• The request: Copy out every record below with complete accuracy.

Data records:
^^^^^^^^
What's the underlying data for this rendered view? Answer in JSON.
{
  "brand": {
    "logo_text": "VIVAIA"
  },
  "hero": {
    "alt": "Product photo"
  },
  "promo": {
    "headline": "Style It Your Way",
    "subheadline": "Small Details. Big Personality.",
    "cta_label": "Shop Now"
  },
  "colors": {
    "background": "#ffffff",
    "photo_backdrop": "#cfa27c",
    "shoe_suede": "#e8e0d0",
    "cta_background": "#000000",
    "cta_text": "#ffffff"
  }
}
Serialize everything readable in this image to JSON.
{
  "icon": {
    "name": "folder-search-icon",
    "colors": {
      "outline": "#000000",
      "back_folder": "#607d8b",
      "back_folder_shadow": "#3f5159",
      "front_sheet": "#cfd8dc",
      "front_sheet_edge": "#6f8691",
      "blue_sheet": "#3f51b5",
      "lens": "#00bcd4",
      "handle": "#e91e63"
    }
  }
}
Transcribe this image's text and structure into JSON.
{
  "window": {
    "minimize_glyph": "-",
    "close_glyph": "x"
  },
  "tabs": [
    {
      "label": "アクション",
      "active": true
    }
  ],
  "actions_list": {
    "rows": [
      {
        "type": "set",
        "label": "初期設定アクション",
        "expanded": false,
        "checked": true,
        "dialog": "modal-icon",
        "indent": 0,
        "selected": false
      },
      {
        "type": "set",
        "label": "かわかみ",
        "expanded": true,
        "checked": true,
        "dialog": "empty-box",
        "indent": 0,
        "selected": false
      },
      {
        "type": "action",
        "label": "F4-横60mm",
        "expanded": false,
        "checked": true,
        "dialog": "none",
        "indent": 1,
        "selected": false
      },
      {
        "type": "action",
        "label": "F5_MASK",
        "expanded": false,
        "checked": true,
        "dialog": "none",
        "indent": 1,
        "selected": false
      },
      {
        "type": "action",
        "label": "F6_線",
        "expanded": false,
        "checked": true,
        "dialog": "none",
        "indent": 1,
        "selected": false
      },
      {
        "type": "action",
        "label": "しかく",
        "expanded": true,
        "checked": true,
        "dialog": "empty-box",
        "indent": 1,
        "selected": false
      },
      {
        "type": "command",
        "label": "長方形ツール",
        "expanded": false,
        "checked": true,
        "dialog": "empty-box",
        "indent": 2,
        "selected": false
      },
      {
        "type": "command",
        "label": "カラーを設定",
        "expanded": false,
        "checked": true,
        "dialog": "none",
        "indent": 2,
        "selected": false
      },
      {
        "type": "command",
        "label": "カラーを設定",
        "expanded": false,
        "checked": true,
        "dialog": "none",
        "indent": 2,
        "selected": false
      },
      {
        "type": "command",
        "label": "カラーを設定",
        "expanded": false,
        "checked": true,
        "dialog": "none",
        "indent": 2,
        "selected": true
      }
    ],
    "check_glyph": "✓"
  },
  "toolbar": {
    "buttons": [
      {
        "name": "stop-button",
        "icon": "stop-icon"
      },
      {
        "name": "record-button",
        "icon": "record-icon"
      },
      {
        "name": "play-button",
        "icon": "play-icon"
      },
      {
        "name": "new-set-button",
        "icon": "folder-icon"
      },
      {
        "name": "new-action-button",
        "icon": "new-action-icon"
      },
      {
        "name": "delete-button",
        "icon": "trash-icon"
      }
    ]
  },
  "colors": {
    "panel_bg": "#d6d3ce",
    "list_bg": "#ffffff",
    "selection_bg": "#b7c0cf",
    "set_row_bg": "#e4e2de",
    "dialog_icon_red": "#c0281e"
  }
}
^^^^^^^^
• Right answer:
What's the underlying data for this rendered view? Answer in JSON.
{
  "brand": {
    "logo_text": "VIVAIA"
  },
  "hero": {
    "alt": "Product photo"
  },
  "promo": {
    "headline": "Style It Your Way",
    "subheadline": "Small Details. Big Personality.",
    "cta_label": "Shop Now"
  },
  "colors": {
    "background": "#ffffff",
    "photo_backdrop": "#cfa27c",
    "shoe_suede": "#e8e0d0",
    "cta_background": "#000000",
    "cta_text": "#ffffff"
  }
}
Serialize everything readable in this image to JSON.
{
  "icon": {
    "name": "folder-search-icon",
    "colors": {
      "outline": "#000000",
      "back_folder": "#607d8b",
      "back_folder_shadow": "#3f5159",
      "front_sheet": "#cfd8dc",
      "front_sheet_edge": "#6f8691",
      "blue_sheet": "#3f51b5",
      "lens": "#00bcd4",
      "handle": "#e91e63"
    }
  }
}
Transcribe this image's text and structure into JSON.
{
  "window": {
    "minimize_glyph": "-",
    "close_glyph": "x"
  },
  "tabs": [
    {
      "label": "アクション",
      "active": true
    }
  ],
  "actions_list": {
    "rows": [
      {
        "type": "set",
        "label": "初期設定アクション",
        "expanded": false,
        "checked": true,
        "dialog": "modal-icon",
        "indent": 0,
        "selected": false
      },
      {
        "type": "set",
        "label": "かわかみ",
        "expanded": true,
        "checked": true,
        "dialog": "empty-box",
        "indent": 0,
        "selected": false
      },
      {
        "type": "action",
        "label": "F4-横60mm",
        "expanded": false,
        "checked": true,
        "dialog": "none",
        "indent": 1,
        "selected": false
      },
      {
        "type": "action",
        "label": "F5_MASK",
        "expanded": false,
        "checked": true,
        "dialog": "none",
        "indent": 1,
        "selected": false
      },
      {
        "type": "action",
        "label": "F6_線",
        "expanded": false,
        "checked": true,
        "dialog": "none",
        "indent": 1,
        "selected": false
      },
      {
        "type": "action",
        "label": "しかく",
        "expanded": true,
        "checked": true,
        "dialog": "empty-box",
        "indent": 1,
        "selected": false
      },
      {
        "type": "command",
        "label": "長方形ツール",
        "expanded": false,
        "checked": true,
        "dialog": "empty-box",
        "indent": 2,
        "selected": false
      },
      {
        "type": "command",
        "label": "カラーを設定",
        "expanded": false,
        "checked": true,
        "dialog": "none",
        "indent": 2,
        "selected": false
      },
      {
        "type": "command",
        "label": "カラーを設定",
        "expanded": false,
        "checked": true,
        "dialog": "none",
        "indent": 2,
        "selected": false
      },
      {
        "type": "command",
        "label": "カラーを設定",
        "expanded": false,
        "checked": true,
        "dialog": "none",
        "indent": 2,
        "selected": true
      }
    ],
    "check_glyph": "✓"
  },
  "toolbar": {
    "buttons": [
      {
        "name": "stop-button",
        "icon": "stop-icon"
      },
      {
        "name": "record-button",
        "icon": "record-icon"
      },
      {
        "name": "play-button",
        "icon": "play-icon"
      },
      {
        "name": "new-set-button",
        "icon": "folder-icon"
      },
      {
        "name": "new-action-button",
        "icon": "new-action-icon"
      },
      {
        "name": "delete-button",
        "icon": "trash-icon"
      }
    ]
  },
  "colors": {
    "panel_bg": "#d6d3ce",
    "list_bg": "#ffffff",
    "selection_bg": "#b7c0cf",
    "set_row_bg": "#e4e2de",
    "dialog_icon_red": "#c0281e"
  }
}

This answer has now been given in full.